What you have to do: Every line that contains the word "cart" should be copied out.

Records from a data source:

▽

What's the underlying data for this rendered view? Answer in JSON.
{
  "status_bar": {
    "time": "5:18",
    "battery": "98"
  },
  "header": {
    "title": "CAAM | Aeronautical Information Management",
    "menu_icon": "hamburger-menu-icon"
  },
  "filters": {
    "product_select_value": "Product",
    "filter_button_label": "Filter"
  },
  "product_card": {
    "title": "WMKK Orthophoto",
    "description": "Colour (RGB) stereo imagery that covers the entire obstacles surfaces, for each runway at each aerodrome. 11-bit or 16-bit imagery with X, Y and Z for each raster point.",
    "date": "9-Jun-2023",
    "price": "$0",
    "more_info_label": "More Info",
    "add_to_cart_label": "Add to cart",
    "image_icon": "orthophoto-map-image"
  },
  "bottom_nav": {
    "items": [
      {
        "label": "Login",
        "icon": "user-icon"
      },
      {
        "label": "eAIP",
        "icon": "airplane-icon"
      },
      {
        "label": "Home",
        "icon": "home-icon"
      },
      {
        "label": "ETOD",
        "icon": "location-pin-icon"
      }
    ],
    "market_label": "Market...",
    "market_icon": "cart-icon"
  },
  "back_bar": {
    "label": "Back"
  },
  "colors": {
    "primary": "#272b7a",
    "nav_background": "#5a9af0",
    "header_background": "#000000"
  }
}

△

Response:
    "add_to_cart_label": "Add to cart",
    "market_icon": "cart-icon"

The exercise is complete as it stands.